Prompt:
Using the material that follows, identify and copy each line with the string "понятий".

Provided records:
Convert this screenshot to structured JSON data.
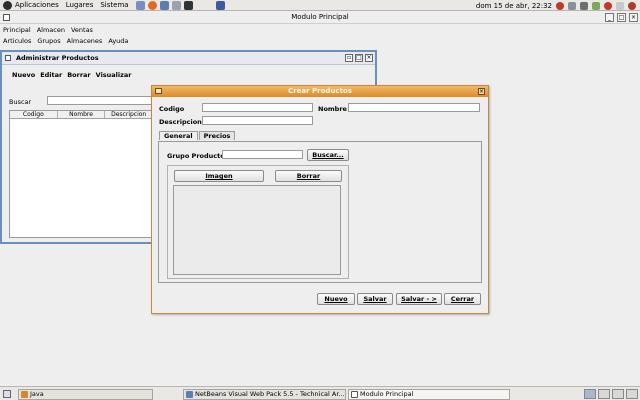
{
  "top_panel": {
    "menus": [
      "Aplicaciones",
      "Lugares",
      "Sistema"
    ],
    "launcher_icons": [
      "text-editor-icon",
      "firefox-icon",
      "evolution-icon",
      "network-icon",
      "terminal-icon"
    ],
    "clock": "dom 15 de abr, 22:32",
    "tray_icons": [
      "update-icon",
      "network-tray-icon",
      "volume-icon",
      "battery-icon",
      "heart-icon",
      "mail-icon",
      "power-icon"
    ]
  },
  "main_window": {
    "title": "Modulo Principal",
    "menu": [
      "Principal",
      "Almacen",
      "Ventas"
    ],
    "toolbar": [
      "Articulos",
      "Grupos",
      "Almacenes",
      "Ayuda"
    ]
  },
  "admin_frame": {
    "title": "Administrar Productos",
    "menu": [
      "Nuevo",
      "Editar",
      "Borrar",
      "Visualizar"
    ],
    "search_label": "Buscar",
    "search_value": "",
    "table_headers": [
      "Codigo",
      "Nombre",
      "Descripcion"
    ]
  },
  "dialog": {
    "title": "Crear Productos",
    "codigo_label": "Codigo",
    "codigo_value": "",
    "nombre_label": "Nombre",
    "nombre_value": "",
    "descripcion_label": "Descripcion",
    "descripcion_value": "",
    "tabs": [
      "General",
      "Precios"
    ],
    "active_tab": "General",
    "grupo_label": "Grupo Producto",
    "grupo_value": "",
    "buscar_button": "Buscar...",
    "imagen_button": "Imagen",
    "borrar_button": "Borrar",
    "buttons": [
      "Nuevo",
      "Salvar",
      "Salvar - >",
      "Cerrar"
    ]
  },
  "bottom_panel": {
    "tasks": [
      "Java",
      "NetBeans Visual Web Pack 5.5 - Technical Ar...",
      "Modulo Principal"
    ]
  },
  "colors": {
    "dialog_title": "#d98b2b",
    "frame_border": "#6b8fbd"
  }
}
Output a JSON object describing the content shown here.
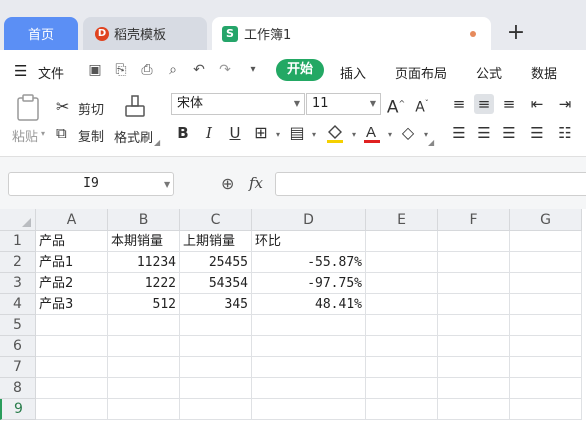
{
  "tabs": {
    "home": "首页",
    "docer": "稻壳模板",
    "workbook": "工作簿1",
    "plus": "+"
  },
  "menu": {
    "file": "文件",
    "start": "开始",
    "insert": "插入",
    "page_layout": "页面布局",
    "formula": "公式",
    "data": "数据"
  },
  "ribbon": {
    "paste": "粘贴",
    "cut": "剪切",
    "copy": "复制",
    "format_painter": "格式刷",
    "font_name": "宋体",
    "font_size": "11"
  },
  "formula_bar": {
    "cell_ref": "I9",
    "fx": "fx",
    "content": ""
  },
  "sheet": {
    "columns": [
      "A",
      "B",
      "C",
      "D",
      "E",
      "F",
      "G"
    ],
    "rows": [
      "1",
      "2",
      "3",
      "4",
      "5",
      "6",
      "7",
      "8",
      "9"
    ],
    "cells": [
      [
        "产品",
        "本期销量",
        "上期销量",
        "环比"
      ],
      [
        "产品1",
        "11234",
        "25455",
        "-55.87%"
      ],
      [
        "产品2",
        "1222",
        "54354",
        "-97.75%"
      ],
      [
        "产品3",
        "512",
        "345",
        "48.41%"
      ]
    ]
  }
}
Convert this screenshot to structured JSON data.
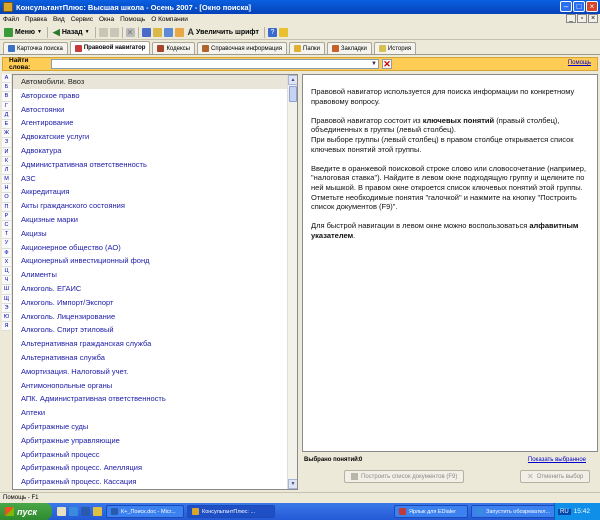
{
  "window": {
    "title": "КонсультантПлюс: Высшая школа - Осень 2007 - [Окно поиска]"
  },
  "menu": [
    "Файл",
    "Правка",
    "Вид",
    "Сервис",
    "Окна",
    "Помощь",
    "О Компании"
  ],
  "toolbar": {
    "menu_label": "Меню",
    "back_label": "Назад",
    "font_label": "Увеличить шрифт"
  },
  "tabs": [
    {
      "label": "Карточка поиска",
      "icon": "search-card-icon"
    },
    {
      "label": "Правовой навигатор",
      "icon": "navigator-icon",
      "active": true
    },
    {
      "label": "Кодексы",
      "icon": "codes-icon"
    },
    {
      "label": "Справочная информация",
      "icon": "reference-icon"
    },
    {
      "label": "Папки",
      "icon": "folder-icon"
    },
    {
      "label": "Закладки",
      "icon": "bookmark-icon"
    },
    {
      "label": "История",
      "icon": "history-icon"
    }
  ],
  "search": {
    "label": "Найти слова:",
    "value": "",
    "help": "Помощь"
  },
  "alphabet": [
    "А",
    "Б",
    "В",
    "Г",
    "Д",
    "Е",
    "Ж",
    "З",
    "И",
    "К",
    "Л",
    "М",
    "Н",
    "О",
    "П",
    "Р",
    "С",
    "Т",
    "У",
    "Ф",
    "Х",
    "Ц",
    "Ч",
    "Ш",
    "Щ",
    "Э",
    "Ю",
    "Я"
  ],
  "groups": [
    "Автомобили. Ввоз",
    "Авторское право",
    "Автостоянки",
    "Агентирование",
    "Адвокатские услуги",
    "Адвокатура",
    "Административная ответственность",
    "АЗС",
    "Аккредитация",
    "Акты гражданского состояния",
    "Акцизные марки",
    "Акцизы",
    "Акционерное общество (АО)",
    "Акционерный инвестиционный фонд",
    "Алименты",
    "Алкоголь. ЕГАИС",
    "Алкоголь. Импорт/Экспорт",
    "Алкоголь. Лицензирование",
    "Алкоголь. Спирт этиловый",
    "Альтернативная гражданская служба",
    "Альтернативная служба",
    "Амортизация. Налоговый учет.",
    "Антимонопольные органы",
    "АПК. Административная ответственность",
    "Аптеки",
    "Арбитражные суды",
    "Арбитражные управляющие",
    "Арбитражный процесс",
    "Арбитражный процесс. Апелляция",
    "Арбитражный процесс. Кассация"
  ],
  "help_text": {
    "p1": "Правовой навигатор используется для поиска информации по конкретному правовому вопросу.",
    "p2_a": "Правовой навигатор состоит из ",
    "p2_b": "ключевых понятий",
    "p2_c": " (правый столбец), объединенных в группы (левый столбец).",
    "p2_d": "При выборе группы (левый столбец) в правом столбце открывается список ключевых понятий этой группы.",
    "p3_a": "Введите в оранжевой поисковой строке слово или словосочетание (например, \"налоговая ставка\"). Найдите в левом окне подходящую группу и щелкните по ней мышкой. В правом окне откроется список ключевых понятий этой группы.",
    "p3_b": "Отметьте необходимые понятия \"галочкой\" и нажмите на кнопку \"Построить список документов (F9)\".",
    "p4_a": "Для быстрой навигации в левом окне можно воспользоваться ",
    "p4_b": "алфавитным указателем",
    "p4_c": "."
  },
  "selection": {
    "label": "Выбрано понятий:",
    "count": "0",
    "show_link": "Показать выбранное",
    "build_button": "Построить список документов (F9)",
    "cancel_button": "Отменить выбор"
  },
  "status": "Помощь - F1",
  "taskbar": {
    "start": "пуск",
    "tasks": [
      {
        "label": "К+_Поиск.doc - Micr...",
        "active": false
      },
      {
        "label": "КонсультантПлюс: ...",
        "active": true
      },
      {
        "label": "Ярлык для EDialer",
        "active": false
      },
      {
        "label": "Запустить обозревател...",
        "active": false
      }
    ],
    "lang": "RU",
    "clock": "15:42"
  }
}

Exercise solution:
    "p2_b": "ключевых понятий",
    "p2_d": "При выборе группы (левый столбец) в правом столбце открывается список ключевых понятий этой группы.",
    "p3_a": "Введите в оранжевой поисковой строке слово или словосочетание (например, \"налоговая ставка\"). Найдите в левом окне подходящую группу и щелкните по ней мышкой. В правом окне откроется список ключевых понятий этой группы.",
    "label": "Выбрано понятий:",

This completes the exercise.